(Dataset records)
-- START --
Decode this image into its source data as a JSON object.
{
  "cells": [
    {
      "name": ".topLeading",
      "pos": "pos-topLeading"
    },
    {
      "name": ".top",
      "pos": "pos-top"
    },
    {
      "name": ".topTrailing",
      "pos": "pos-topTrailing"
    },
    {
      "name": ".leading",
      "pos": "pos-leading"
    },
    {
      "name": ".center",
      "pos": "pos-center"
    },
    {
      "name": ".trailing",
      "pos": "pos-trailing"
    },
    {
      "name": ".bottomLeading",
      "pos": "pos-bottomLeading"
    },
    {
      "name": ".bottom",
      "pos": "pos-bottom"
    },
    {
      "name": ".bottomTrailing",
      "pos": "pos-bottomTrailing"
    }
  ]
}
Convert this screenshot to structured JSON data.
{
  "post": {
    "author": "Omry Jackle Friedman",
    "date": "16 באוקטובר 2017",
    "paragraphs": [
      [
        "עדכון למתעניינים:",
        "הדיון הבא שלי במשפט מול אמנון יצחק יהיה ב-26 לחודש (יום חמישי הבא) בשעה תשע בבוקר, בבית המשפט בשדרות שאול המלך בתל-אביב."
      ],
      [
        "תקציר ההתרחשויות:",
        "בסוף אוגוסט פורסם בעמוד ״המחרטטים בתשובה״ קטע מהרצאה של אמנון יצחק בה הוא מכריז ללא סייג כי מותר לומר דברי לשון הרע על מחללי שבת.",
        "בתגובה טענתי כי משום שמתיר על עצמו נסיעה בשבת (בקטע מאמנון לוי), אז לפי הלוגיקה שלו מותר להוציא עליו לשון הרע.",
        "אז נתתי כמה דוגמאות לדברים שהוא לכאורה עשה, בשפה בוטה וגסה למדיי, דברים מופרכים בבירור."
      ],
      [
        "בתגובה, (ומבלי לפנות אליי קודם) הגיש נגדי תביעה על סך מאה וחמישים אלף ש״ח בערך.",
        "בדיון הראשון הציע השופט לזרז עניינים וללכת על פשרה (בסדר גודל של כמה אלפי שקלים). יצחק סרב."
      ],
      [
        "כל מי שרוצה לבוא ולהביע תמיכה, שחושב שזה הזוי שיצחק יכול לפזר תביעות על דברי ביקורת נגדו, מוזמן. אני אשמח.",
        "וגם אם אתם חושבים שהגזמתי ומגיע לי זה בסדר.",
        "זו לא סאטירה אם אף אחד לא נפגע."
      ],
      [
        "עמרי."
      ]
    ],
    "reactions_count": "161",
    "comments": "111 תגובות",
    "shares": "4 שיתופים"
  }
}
-- END --
- **Task description**
Find each line in the records holding the string "bottomLeading" and show it.

- **Output for this exercise**
      "name": ".bottomLeading",
      "pos": "pos-bottomLeading"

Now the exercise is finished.